- **TASK GOAL**:
Search the material for "bibliothèques" and show all lines that contain it.

[Collected data]
____________
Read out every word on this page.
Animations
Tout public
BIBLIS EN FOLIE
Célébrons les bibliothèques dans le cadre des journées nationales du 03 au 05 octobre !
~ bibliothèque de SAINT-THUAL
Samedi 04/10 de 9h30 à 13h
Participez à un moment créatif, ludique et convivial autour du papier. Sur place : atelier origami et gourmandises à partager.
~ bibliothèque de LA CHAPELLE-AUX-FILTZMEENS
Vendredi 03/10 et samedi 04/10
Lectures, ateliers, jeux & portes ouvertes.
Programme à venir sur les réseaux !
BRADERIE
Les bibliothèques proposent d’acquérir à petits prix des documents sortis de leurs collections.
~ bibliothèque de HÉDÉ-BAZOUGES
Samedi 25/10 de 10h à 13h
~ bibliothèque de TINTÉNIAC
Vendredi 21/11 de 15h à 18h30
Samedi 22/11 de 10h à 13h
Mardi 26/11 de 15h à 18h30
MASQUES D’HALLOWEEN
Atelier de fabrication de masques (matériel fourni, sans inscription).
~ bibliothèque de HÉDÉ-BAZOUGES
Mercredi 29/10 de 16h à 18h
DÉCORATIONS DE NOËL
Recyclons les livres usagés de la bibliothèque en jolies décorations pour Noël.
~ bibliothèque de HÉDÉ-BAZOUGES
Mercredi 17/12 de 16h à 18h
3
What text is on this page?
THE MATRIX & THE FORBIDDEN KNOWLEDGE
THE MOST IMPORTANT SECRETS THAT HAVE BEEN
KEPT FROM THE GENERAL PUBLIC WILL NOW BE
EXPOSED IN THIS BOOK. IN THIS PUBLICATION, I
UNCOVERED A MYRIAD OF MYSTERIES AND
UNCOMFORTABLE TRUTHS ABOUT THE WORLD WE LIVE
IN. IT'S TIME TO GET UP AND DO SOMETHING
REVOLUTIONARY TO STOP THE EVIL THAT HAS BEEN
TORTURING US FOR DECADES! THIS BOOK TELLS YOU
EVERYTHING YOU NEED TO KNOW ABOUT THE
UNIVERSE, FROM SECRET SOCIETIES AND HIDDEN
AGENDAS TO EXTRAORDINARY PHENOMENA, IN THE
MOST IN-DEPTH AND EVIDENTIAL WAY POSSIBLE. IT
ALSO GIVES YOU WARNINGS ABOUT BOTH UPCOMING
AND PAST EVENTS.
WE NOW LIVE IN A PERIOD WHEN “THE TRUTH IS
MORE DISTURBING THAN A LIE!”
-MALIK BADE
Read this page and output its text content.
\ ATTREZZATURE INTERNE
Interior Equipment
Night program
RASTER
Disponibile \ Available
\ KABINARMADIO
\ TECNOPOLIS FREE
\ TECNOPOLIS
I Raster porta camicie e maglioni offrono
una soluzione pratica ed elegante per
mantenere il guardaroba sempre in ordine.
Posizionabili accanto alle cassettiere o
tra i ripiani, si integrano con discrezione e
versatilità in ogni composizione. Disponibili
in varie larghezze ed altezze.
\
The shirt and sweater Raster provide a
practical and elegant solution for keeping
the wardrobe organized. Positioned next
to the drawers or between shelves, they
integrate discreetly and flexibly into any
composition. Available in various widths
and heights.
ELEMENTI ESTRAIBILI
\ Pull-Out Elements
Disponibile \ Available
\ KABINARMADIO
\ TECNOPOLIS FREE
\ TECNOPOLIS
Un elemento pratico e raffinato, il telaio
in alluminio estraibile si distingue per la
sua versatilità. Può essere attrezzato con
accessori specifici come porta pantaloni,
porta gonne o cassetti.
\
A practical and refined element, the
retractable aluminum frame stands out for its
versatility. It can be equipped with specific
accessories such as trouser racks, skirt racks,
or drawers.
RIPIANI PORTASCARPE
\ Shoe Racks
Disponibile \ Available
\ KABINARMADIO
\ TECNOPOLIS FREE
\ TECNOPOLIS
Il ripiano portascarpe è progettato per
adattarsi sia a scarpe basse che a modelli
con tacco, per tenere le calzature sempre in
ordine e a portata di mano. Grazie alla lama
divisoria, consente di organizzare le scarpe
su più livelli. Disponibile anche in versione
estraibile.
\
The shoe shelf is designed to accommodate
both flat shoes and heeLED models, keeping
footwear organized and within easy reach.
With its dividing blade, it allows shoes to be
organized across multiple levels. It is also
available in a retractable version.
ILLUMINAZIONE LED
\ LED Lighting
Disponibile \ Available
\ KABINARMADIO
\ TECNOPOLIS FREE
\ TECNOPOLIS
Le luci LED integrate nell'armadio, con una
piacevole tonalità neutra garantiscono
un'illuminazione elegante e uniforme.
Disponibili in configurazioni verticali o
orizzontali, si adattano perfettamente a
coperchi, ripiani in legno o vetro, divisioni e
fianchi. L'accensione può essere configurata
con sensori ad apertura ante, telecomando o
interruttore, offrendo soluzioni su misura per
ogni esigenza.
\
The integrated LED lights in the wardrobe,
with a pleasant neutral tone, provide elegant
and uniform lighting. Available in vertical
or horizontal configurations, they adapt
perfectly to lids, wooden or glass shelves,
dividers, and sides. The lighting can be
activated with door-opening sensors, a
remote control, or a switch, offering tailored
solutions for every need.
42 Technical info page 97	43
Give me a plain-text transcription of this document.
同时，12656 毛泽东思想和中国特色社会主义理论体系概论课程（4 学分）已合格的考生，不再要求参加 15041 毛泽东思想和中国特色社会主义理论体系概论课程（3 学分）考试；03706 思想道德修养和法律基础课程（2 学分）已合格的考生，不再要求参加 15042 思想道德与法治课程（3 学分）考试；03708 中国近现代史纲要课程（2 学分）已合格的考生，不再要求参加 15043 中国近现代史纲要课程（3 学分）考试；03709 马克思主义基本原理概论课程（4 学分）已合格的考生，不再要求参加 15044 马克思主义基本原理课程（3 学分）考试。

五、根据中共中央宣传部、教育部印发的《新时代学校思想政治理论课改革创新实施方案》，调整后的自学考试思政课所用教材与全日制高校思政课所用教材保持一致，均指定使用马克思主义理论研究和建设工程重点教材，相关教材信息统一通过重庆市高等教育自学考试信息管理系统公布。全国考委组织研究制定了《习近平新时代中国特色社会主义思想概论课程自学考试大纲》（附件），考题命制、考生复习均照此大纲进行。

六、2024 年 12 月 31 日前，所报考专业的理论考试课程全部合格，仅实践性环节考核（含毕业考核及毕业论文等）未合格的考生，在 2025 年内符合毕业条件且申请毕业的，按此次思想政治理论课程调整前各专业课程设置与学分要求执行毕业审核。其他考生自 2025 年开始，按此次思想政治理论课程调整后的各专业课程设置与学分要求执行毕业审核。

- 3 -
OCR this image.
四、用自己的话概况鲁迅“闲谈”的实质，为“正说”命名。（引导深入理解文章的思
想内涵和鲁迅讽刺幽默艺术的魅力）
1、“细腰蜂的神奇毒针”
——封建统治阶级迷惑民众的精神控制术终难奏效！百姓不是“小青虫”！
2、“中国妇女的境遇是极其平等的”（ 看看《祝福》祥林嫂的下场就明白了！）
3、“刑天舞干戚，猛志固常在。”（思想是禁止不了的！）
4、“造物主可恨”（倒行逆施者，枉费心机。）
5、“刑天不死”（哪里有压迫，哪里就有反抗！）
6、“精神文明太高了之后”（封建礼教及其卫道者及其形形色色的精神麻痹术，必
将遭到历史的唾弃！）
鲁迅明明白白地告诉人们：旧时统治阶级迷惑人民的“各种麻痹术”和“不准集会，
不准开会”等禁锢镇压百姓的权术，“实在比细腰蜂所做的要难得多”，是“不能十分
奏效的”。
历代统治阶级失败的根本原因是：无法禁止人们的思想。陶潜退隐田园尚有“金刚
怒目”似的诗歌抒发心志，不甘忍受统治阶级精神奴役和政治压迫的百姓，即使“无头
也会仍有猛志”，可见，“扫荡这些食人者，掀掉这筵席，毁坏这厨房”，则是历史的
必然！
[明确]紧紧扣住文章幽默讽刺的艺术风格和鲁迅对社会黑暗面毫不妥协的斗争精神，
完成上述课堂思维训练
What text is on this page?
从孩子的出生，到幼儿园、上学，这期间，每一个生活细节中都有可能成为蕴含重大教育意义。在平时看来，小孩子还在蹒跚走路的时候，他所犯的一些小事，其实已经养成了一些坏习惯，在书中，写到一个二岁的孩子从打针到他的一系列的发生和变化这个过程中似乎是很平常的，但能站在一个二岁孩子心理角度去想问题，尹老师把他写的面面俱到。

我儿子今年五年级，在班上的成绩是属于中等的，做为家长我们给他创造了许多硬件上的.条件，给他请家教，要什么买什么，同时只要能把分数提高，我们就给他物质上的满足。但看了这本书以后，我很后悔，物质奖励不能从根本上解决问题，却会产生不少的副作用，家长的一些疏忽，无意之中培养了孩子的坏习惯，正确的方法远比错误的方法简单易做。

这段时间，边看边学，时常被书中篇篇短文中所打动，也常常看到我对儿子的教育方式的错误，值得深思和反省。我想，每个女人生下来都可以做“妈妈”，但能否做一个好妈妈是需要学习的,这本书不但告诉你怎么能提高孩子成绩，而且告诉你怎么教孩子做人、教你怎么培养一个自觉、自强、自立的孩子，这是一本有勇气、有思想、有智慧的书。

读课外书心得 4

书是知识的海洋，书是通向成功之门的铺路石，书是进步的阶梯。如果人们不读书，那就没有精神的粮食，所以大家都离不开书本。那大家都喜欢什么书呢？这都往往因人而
____________
- **WRITTEN SOLUTION**:
Célébrons les bibliothèques dans le cadre des journées nationales du 03 au 05 octobre !
Les bibliothèques proposent d’acquérir à petits prix des documents sortis de leurs collections.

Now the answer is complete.